Reproduce the records below in full and exactly, without their images.
* begin *
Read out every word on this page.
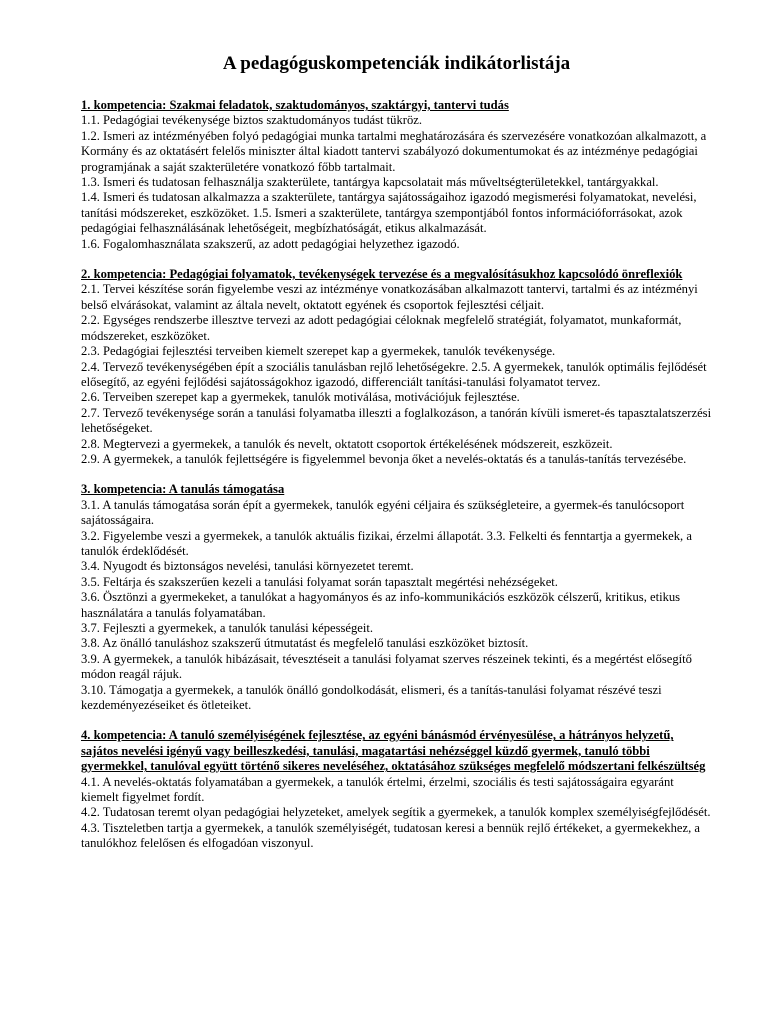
A pedagóguskompetenciák indikátorlistája
1. kompetencia: Szakmai feladatok, szaktudományos, szaktárgyi, tantervi tudás
1.1. Pedagógiai tevékenysége biztos szaktudományos tudást tükröz.
1.2. Ismeri az intézményében folyó pedagógiai munka tartalmi meghatározására és szervezésére vonatkozóan alkalmazott, a Kormány és az oktatásért felelős miniszter által kiadott tantervi szabályozó dokumentumokat és az intézménye pedagógiai programjának a saját szakterületére vonatkozó főbb tartalmait.
1.3. Ismeri és tudatosan felhasználja szakterülete, tantárgya kapcsolatait más műveltségterületekkel, tantárgyakkal.
1.4. Ismeri és tudatosan alkalmazza a szakterülete, tantárgya sajátosságaihoz igazodó megismerési folyamatokat, nevelési, tanítási módszereket, eszközöket. 1.5. Ismeri a szakterülete, tantárgya szempontjából fontos információforrásokat, azok pedagógiai felhasználásának lehetőségeit, megbízhatóságát, etikus alkalmazását.
1.6. Fogalomhasználata szakszerű, az adott pedagógiai helyzethez igazodó.
2. kompetencia: Pedagógiai folyamatok, tevékenységek tervezése és a megvalósításukhoz kapcsolódó önreflexiók
2.1. Tervei készítése során figyelembe veszi az intézménye vonatkozásában alkalmazott tantervi, tartalmi és az intézményi belső elvárásokat, valamint az általa nevelt, oktatott egyének és csoportok fejlesztési céljait.
2.2. Egységes rendszerbe illesztve tervezi az adott pedagógiai céloknak megfelelő stratégiát, folyamatot, munkaformát, módszereket, eszközöket.
2.3. Pedagógiai fejlesztési terveiben kiemelt szerepet kap a gyermekek, tanulók tevékenysége.
2.4. Tervező tevékenységében épít a szociális tanulásban rejlő lehetőségekre. 2.5. A gyermekek, tanulók optimális fejlődését elősegítő, az egyéni fejlődési sajátosságokhoz igazodó, differenciált tanítási-tanulási folyamatot tervez.
2.6. Terveiben szerepet kap a gyermekek, tanulók motiválása, motivációjuk fejlesztése.
2.7. Tervező tevékenysége során a tanulási folyamatba illeszti a foglalkozáson, a tanórán kívüli ismeret-és tapasztalatszerzési lehetőségeket.
2.8. Megtervezi a gyermekek, a tanulók és nevelt, oktatott csoportok értékelésének módszereit, eszközeit.
2.9. A gyermekek, a tanulók fejlettségére is figyelemmel bevonja őket a nevelés-oktatás és a tanulás-tanítás tervezésébe.
3. kompetencia: A tanulás támogatása
3.1. A tanulás támogatása során épít a gyermekek, tanulók egyéni céljaira és szükségleteire, a gyermek-és tanulócsoport sajátosságaira.
3.2. Figyelembe veszi a gyermekek, a tanulók aktuális fizikai, érzelmi állapotát. 3.3. Felkelti és fenntartja a gyermekek, a tanulók érdeklődését.
3.4. Nyugodt és biztonságos nevelési, tanulási környezetet teremt.
3.5. Feltárja és szakszerűen kezeli a tanulási folyamat során tapasztalt megértési nehézségeket.
3.6. Ösztönzi a gyermekeket, a tanulókat a hagyományos és az info-kommunikációs eszközök célszerű, kritikus, etikus használatára a tanulás folyamatában.
3.7. Fejleszti a gyermekek, a tanulók tanulási képességeit.
3.8. Az önálló tanuláshoz szakszerű útmutatást és megfelelő tanulási eszközöket biztosít.
3.9. A gyermekek, a tanulók hibázásait, tévesztéseit a tanulási folyamat szerves részeinek tekinti, és a megértést elősegítő módon reagál rájuk.
3.10. Támogatja a gyermekek, a tanulók önálló gondolkodását, elismeri, és a tanítás-tanulási folyamat részévé teszi kezdeményezéseiket és ötleteiket.
4. kompetencia: A tanuló személyiségének fejlesztése, az egyéni bánásmód érvényesülése, a hátrányos helyzetű, sajátos nevelési igényű vagy beilleszkedési, tanulási, magatartási nehézséggel küzdő gyermek, tanuló többi gyermekkel, tanulóval együtt történő sikeres neveléséhez, oktatásához szükséges megfelelő módszertani felkészültség
4.1. A nevelés-oktatás folyamatában a gyermekek, a tanulók értelmi, érzelmi, szociális és testi sajátosságaira egyaránt kiemelt figyelmet fordít.
4.2. Tudatosan teremt olyan pedagógiai helyzeteket, amelyek segítik a gyermekek, a tanulók komplex személyiségfejlődését.
4.3. Tiszteletben tartja a gyermekek, a tanulók személyiségét, tudatosan keresi a bennük rejlő értékeket, a gyermekekhez, a tanulókhoz felelősen és elfogadóan viszonyul.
* end *
TASK RESULT:
Read out every word on this page.
A pedagóguskompetenciák indikátorlistája
1. kompetencia: Szakmai feladatok, szaktudományos, szaktárgyi, tantervi tudás
1.1. Pedagógiai tevékenysége biztos szaktudományos tudást tükröz.
1.2. Ismeri az intézményében folyó pedagógiai munka tartalmi meghatározására és szervezésére vonatkozóan alkalmazott, a Kormány és az oktatásért felelős miniszter által kiadott tantervi szabályozó dokumentumokat és az intézménye pedagógiai programjának a saját szakterületére vonatkozó főbb tartalmait.
1.3. Ismeri és tudatosan felhasználja szakterülete, tantárgya kapcsolatait más műveltségterületekkel, tantárgyakkal.
1.4. Ismeri és tudatosan alkalmazza a szakterülete, tantárgya sajátosságaihoz igazodó megismerési folyamatokat, nevelési, tanítási módszereket, eszközöket. 1.5. Ismeri a szakterülete, tantárgya szempontjából fontos információforrásokat, azok pedagógiai felhasználásának lehetőségeit, megbízhatóságát, etikus alkalmazását.
1.6. Fogalomhasználata szakszerű, az adott pedagógiai helyzethez igazodó.
2. kompetencia: Pedagógiai folyamatok, tevékenységek tervezése és a megvalósításukhoz kapcsolódó önreflexiók
2.1. Tervei készítése során figyelembe veszi az intézménye vonatkozásában alkalmazott tantervi, tartalmi és az intézményi belső elvárásokat, valamint az általa nevelt, oktatott egyének és csoportok fejlesztési céljait.
2.2. Egységes rendszerbe illesztve tervezi az adott pedagógiai céloknak megfelelő stratégiát, folyamatot, munkaformát, módszereket, eszközöket.
2.3. Pedagógiai fejlesztési terveiben kiemelt szerepet kap a gyermekek, tanulók tevékenysége.
2.4. Tervező tevékenységében épít a szociális tanulásban rejlő lehetőségekre. 2.5. A gyermekek, tanulók optimális fejlődését elősegítő, az egyéni fejlődési sajátosságokhoz igazodó, differenciált tanítási-tanulási folyamatot tervez.
2.6. Terveiben szerepet kap a gyermekek, tanulók motiválása, motivációjuk fejlesztése.
2.7. Tervező tevékenysége során a tanulási folyamatba illeszti a foglalkozáson, a tanórán kívüli ismeret-és tapasztalatszerzési lehetőségeket.
2.8. Megtervezi a gyermekek, a tanulók és nevelt, oktatott csoportok értékelésének módszereit, eszközeit.
2.9. A gyermekek, a tanulók fejlettségére is figyelemmel bevonja őket a nevelés-oktatás és a tanulás-tanítás tervezésébe.
3. kompetencia: A tanulás támogatása
3.1. A tanulás támogatása során épít a gyermekek, tanulók egyéni céljaira és szükségleteire, a gyermek-és tanulócsoport sajátosságaira.
3.2. Figyelembe veszi a gyermekek, a tanulók aktuális fizikai, érzelmi állapotát. 3.3. Felkelti és fenntartja a gyermekek, a tanulók érdeklődését.
3.4. Nyugodt és biztonságos nevelési, tanulási környezetet teremt.
3.5. Feltárja és szakszerűen kezeli a tanulási folyamat során tapasztalt megértési nehézségeket.
3.6. Ösztönzi a gyermekeket, a tanulókat a hagyományos és az info-kommunikációs eszközök célszerű, kritikus, etikus használatára a tanulás folyamatában.
3.7. Fejleszti a gyermekek, a tanulók tanulási képességeit.
3.8. Az önálló tanuláshoz szakszerű útmutatást és megfelelő tanulási eszközöket biztosít.
3.9. A gyermekek, a tanulók hibázásait, tévesztéseit a tanulási folyamat szerves részeinek tekinti, és a megértést elősegítő módon reagál rájuk.
3.10. Támogatja a gyermekek, a tanulók önálló gondolkodását, elismeri, és a tanítás-tanulási folyamat részévé teszi kezdeményezéseiket és ötleteiket.
4. kompetencia: A tanuló személyiségének fejlesztése, az egyéni bánásmód érvényesülése, a hátrányos helyzetű, sajátos nevelési igényű vagy beilleszkedési, tanulási, magatartási nehézséggel küzdő gyermek, tanuló többi gyermekkel, tanulóval együtt történő sikeres neveléséhez, oktatásához szükséges megfelelő módszertani felkészültség
4.1. A nevelés-oktatás folyamatában a gyermekek, a tanulók értelmi, érzelmi, szociális és testi sajátosságaira egyaránt kiemelt figyelmet fordít.
4.2. Tudatosan teremt olyan pedagógiai helyzeteket, amelyek segítik a gyermekek, a tanulók komplex személyiségfejlődését.
4.3. Tiszteletben tartja a gyermekek, a tanulók személyiségét, tudatosan keresi a bennük rejlő értékeket, a gyermekekhez, a tanulókhoz felelősen és elfogadóan viszonyul.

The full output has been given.